(Source data)
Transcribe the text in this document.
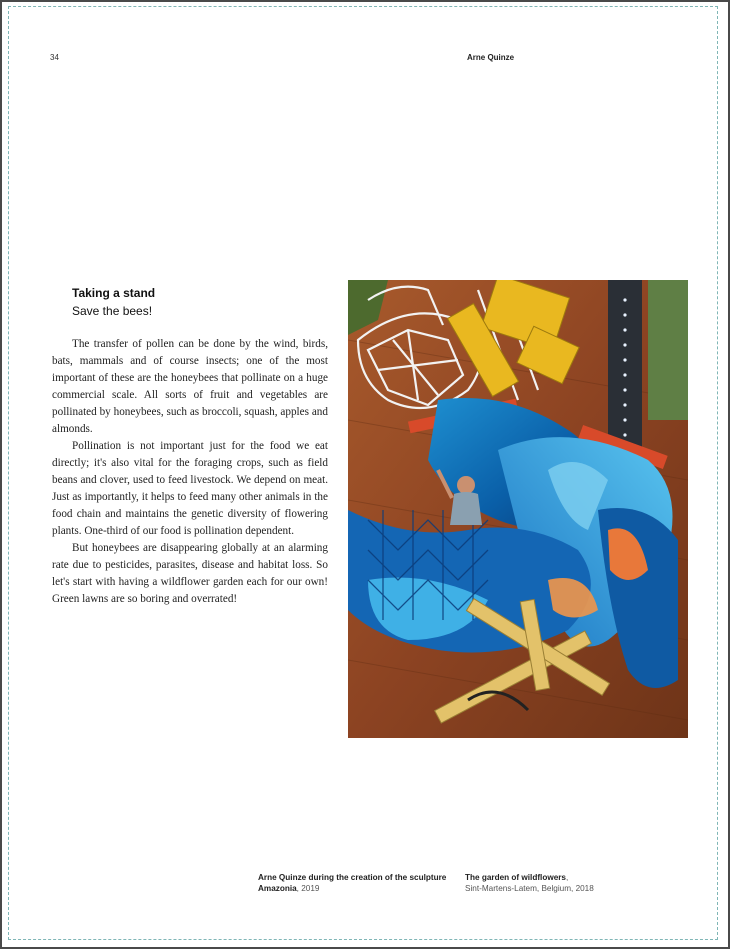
34	Arne Quinze
Taking a stand
Save the bees!

The transfer of pollen can be done by the wind, birds, bats, mammals and of course insects; one of the most important of these are the honeybees that pollinate on a huge commercial scale. All sorts of fruit and vegetables are pollinated by honeybees, such as broccoli, squash, apples and almonds.

Pollination is not important just for the food we eat directly; it's also vital for the foraging crops, such as field beans and clover, used to feed livestock. We depend on meat. Just as importantly, it helps to feed many other animals in the food chain and maintains the genetic diversity of flowering plants. One-third of our food is pollination dependent.

But honeybees are disappearing globally at an alarming rate due to pesticides, parasites, disease and habitat loss. So let's start with having a wildflower garden each for our own! Green lawns are so boring and overrated!

Arne Quinze during the creation of the sculpture Amazonia, 2019
The garden of wildflowers,
Sint-Martens-Latem, Belgium, 2018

» **Given instruction**
Filter out every line that lacks the word "Quinze", and copy the rest.

» **Solution for this problem**
34	Arne Quinze
Arne Quinze during the creation of the sculpture Amazonia, 2019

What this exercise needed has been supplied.